In the listing below, locate the lines that hold "text" and copy them.

* Start *

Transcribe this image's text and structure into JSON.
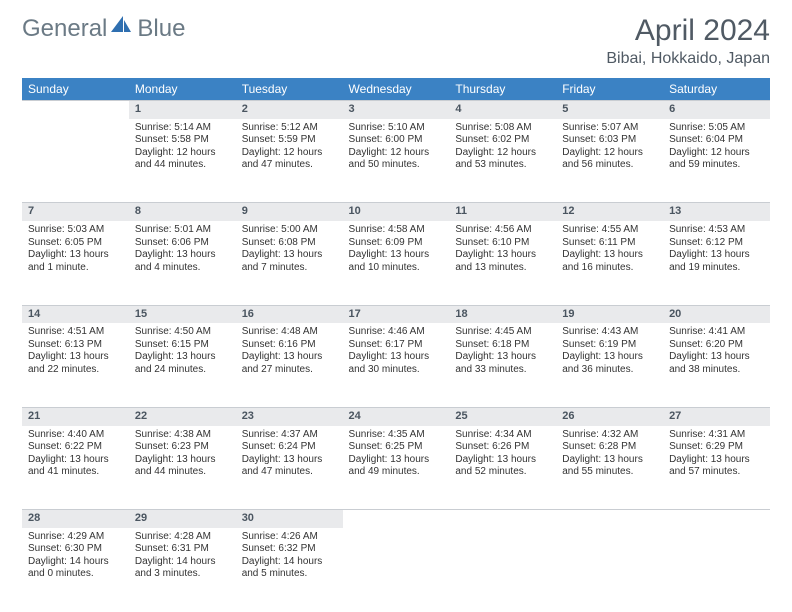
{
  "brand": {
    "part1": "General",
    "part2": "Blue"
  },
  "title": "April 2024",
  "location": "Bibai, Hokkaido, Japan",
  "weekdays": [
    "Sunday",
    "Monday",
    "Tuesday",
    "Wednesday",
    "Thursday",
    "Friday",
    "Saturday"
  ],
  "colors": {
    "header_bg": "#3b82c4",
    "header_fg": "#ffffff",
    "daynum_bg": "#e9eaec",
    "text": "#333333",
    "title_color": "#505a64",
    "logo_gray": "#6b7a85",
    "logo_blue": "#2f6fb0"
  },
  "start_offset": 1,
  "days": [
    {
      "n": 1,
      "sunrise": "5:14 AM",
      "sunset": "5:58 PM",
      "daylight": "12 hours and 44 minutes."
    },
    {
      "n": 2,
      "sunrise": "5:12 AM",
      "sunset": "5:59 PM",
      "daylight": "12 hours and 47 minutes."
    },
    {
      "n": 3,
      "sunrise": "5:10 AM",
      "sunset": "6:00 PM",
      "daylight": "12 hours and 50 minutes."
    },
    {
      "n": 4,
      "sunrise": "5:08 AM",
      "sunset": "6:02 PM",
      "daylight": "12 hours and 53 minutes."
    },
    {
      "n": 5,
      "sunrise": "5:07 AM",
      "sunset": "6:03 PM",
      "daylight": "12 hours and 56 minutes."
    },
    {
      "n": 6,
      "sunrise": "5:05 AM",
      "sunset": "6:04 PM",
      "daylight": "12 hours and 59 minutes."
    },
    {
      "n": 7,
      "sunrise": "5:03 AM",
      "sunset": "6:05 PM",
      "daylight": "13 hours and 1 minute."
    },
    {
      "n": 8,
      "sunrise": "5:01 AM",
      "sunset": "6:06 PM",
      "daylight": "13 hours and 4 minutes."
    },
    {
      "n": 9,
      "sunrise": "5:00 AM",
      "sunset": "6:08 PM",
      "daylight": "13 hours and 7 minutes."
    },
    {
      "n": 10,
      "sunrise": "4:58 AM",
      "sunset": "6:09 PM",
      "daylight": "13 hours and 10 minutes."
    },
    {
      "n": 11,
      "sunrise": "4:56 AM",
      "sunset": "6:10 PM",
      "daylight": "13 hours and 13 minutes."
    },
    {
      "n": 12,
      "sunrise": "4:55 AM",
      "sunset": "6:11 PM",
      "daylight": "13 hours and 16 minutes."
    },
    {
      "n": 13,
      "sunrise": "4:53 AM",
      "sunset": "6:12 PM",
      "daylight": "13 hours and 19 minutes."
    },
    {
      "n": 14,
      "sunrise": "4:51 AM",
      "sunset": "6:13 PM",
      "daylight": "13 hours and 22 minutes."
    },
    {
      "n": 15,
      "sunrise": "4:50 AM",
      "sunset": "6:15 PM",
      "daylight": "13 hours and 24 minutes."
    },
    {
      "n": 16,
      "sunrise": "4:48 AM",
      "sunset": "6:16 PM",
      "daylight": "13 hours and 27 minutes."
    },
    {
      "n": 17,
      "sunrise": "4:46 AM",
      "sunset": "6:17 PM",
      "daylight": "13 hours and 30 minutes."
    },
    {
      "n": 18,
      "sunrise": "4:45 AM",
      "sunset": "6:18 PM",
      "daylight": "13 hours and 33 minutes."
    },
    {
      "n": 19,
      "sunrise": "4:43 AM",
      "sunset": "6:19 PM",
      "daylight": "13 hours and 36 minutes."
    },
    {
      "n": 20,
      "sunrise": "4:41 AM",
      "sunset": "6:20 PM",
      "daylight": "13 hours and 38 minutes."
    },
    {
      "n": 21,
      "sunrise": "4:40 AM",
      "sunset": "6:22 PM",
      "daylight": "13 hours and 41 minutes."
    },
    {
      "n": 22,
      "sunrise": "4:38 AM",
      "sunset": "6:23 PM",
      "daylight": "13 hours and 44 minutes."
    },
    {
      "n": 23,
      "sunrise": "4:37 AM",
      "sunset": "6:24 PM",
      "daylight": "13 hours and 47 minutes."
    },
    {
      "n": 24,
      "sunrise": "4:35 AM",
      "sunset": "6:25 PM",
      "daylight": "13 hours and 49 minutes."
    },
    {
      "n": 25,
      "sunrise": "4:34 AM",
      "sunset": "6:26 PM",
      "daylight": "13 hours and 52 minutes."
    },
    {
      "n": 26,
      "sunrise": "4:32 AM",
      "sunset": "6:28 PM",
      "daylight": "13 hours and 55 minutes."
    },
    {
      "n": 27,
      "sunrise": "4:31 AM",
      "sunset": "6:29 PM",
      "daylight": "13 hours and 57 minutes."
    },
    {
      "n": 28,
      "sunrise": "4:29 AM",
      "sunset": "6:30 PM",
      "daylight": "14 hours and 0 minutes."
    },
    {
      "n": 29,
      "sunrise": "4:28 AM",
      "sunset": "6:31 PM",
      "daylight": "14 hours and 3 minutes."
    },
    {
      "n": 30,
      "sunrise": "4:26 AM",
      "sunset": "6:32 PM",
      "daylight": "14 hours and 5 minutes."
    }
  ]
}
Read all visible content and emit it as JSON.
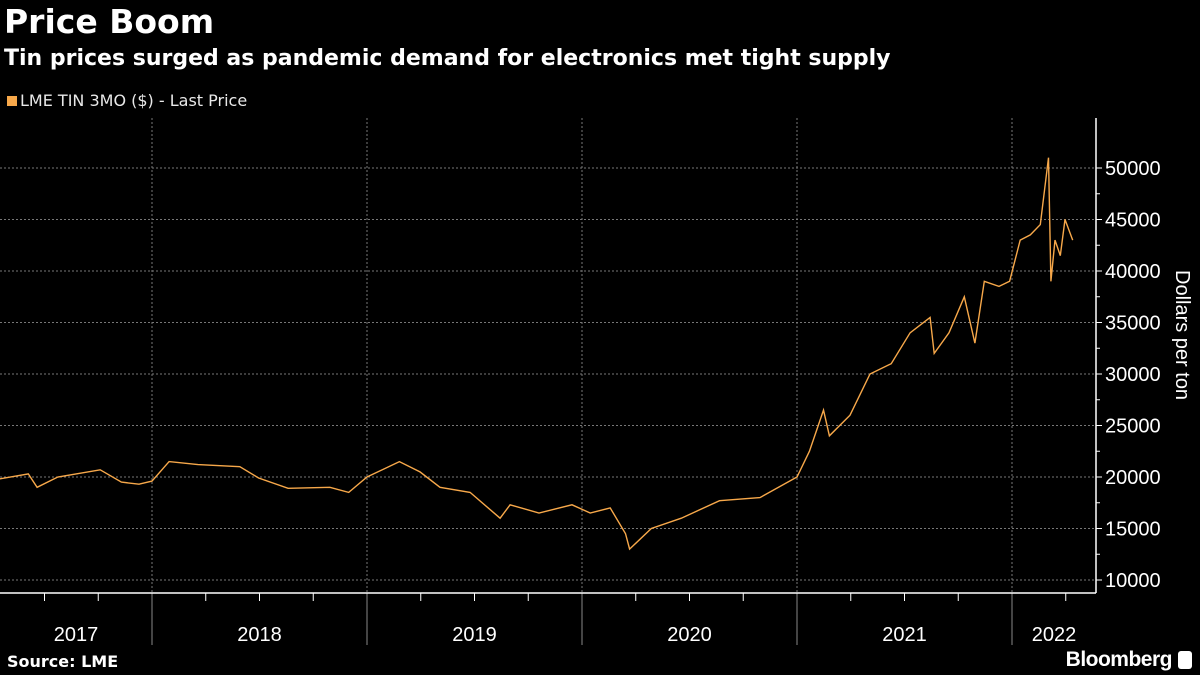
{
  "header": {
    "title": "Price Boom",
    "subtitle": "Tin prices surged as pandemic demand for electronics met tight supply"
  },
  "footer": {
    "source": "Source: LME",
    "brand": "Bloomberg"
  },
  "colors": {
    "series": "#f7a84a",
    "background": "#000000",
    "grid": "#777777"
  },
  "chart_data": {
    "type": "line",
    "title": "Price Boom",
    "ylabel": "Dollars per ton",
    "xlabel": "",
    "ylim": [
      10000,
      50000
    ],
    "yticks": [
      10000,
      15000,
      20000,
      25000,
      30000,
      35000,
      40000,
      45000,
      50000
    ],
    "xtick_labels": [
      "2017",
      "2018",
      "2019",
      "2020",
      "2021",
      "2022"
    ],
    "grid": true,
    "legend_position": "top-left",
    "series": [
      {
        "name": "LME TIN 3MO ($) - Last Price",
        "points": [
          [
            "2017-04-15",
            19800
          ],
          [
            "2017-06-05",
            20300
          ],
          [
            "2017-06-20",
            19000
          ],
          [
            "2017-07-25",
            20000
          ],
          [
            "2017-10-05",
            20700
          ],
          [
            "2017-11-10",
            19500
          ],
          [
            "2017-12-10",
            19300
          ],
          [
            "2018-01-01",
            19600
          ],
          [
            "2018-01-30",
            21500
          ],
          [
            "2018-03-20",
            21200
          ],
          [
            "2018-05-30",
            21000
          ],
          [
            "2018-07-01",
            19900
          ],
          [
            "2018-08-20",
            18900
          ],
          [
            "2018-10-30",
            19000
          ],
          [
            "2018-12-01",
            18500
          ],
          [
            "2019-01-01",
            20000
          ],
          [
            "2019-02-25",
            21500
          ],
          [
            "2019-04-01",
            20500
          ],
          [
            "2019-05-05",
            19000
          ],
          [
            "2019-06-25",
            18500
          ],
          [
            "2019-08-15",
            16000
          ],
          [
            "2019-09-01",
            17300
          ],
          [
            "2019-10-20",
            16500
          ],
          [
            "2019-12-15",
            17300
          ],
          [
            "2020-01-15",
            16500
          ],
          [
            "2020-02-18",
            17000
          ],
          [
            "2020-03-15",
            14500
          ],
          [
            "2020-03-22",
            13000
          ],
          [
            "2020-04-28",
            15000
          ],
          [
            "2020-06-18",
            16000
          ],
          [
            "2020-08-22",
            17700
          ],
          [
            "2020-10-30",
            18000
          ],
          [
            "2021-01-01",
            20000
          ],
          [
            "2021-01-22",
            22500
          ],
          [
            "2021-02-15",
            26500
          ],
          [
            "2021-02-25",
            24000
          ],
          [
            "2021-04-01",
            26000
          ],
          [
            "2021-05-05",
            30000
          ],
          [
            "2021-06-10",
            31000
          ],
          [
            "2021-07-12",
            34000
          ],
          [
            "2021-08-15",
            35500
          ],
          [
            "2021-08-22",
            32000
          ],
          [
            "2021-09-16",
            34000
          ],
          [
            "2021-10-12",
            37500
          ],
          [
            "2021-10-30",
            33000
          ],
          [
            "2021-11-15",
            39000
          ],
          [
            "2021-12-10",
            38500
          ],
          [
            "2021-12-28",
            39000
          ],
          [
            "2022-01-15",
            43000
          ],
          [
            "2022-02-01",
            43500
          ],
          [
            "2022-02-18",
            44500
          ],
          [
            "2022-03-04",
            51000
          ],
          [
            "2022-03-08",
            39000
          ],
          [
            "2022-03-15",
            43000
          ],
          [
            "2022-03-24",
            41500
          ],
          [
            "2022-04-01",
            45000
          ],
          [
            "2022-04-14",
            43000
          ]
        ]
      }
    ]
  }
}
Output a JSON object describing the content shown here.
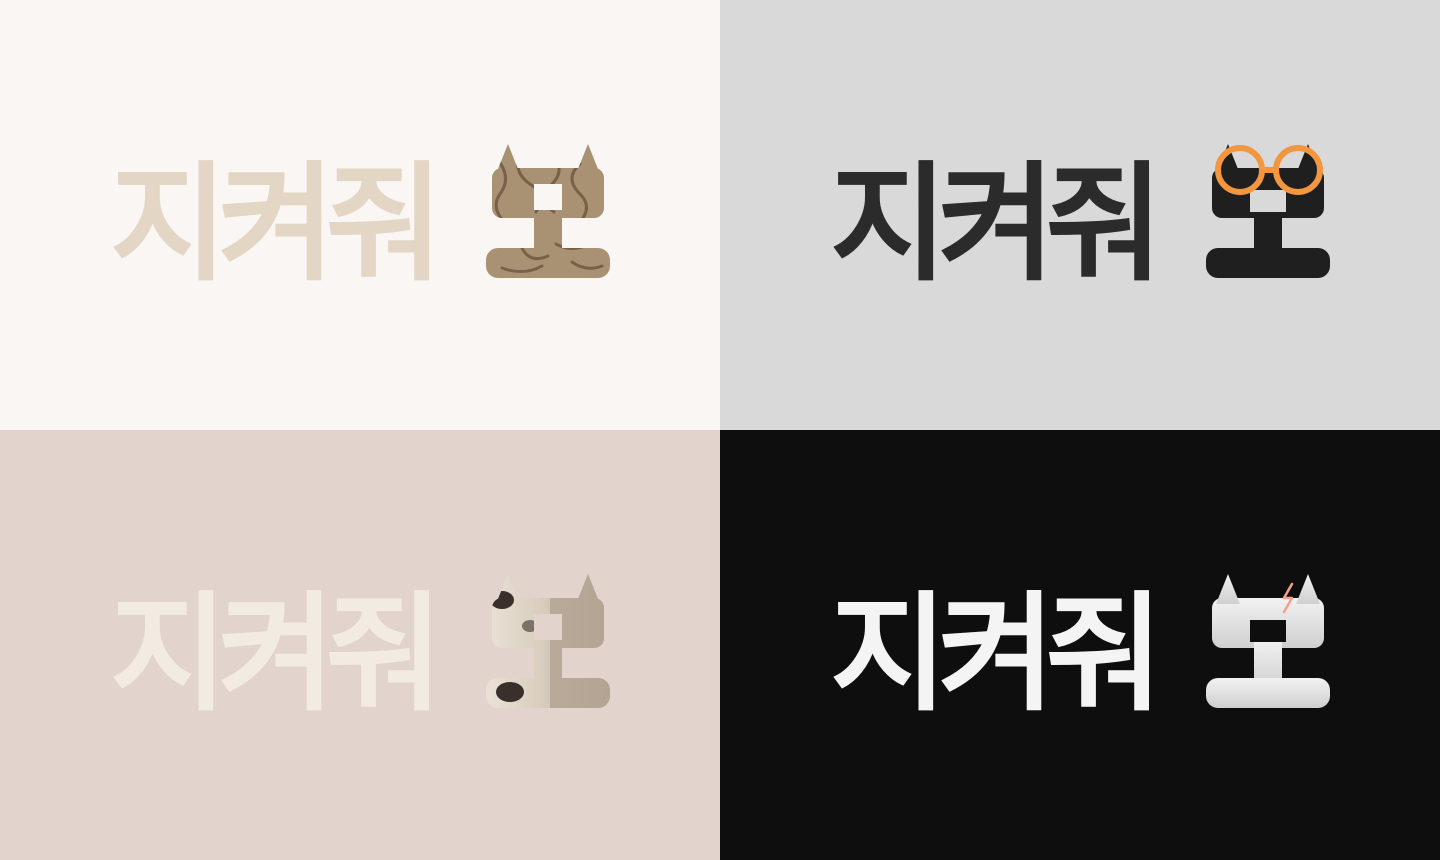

* End *

• **Task result**
Transcribe this image's text and structure into JSON.
    "text": "#333333",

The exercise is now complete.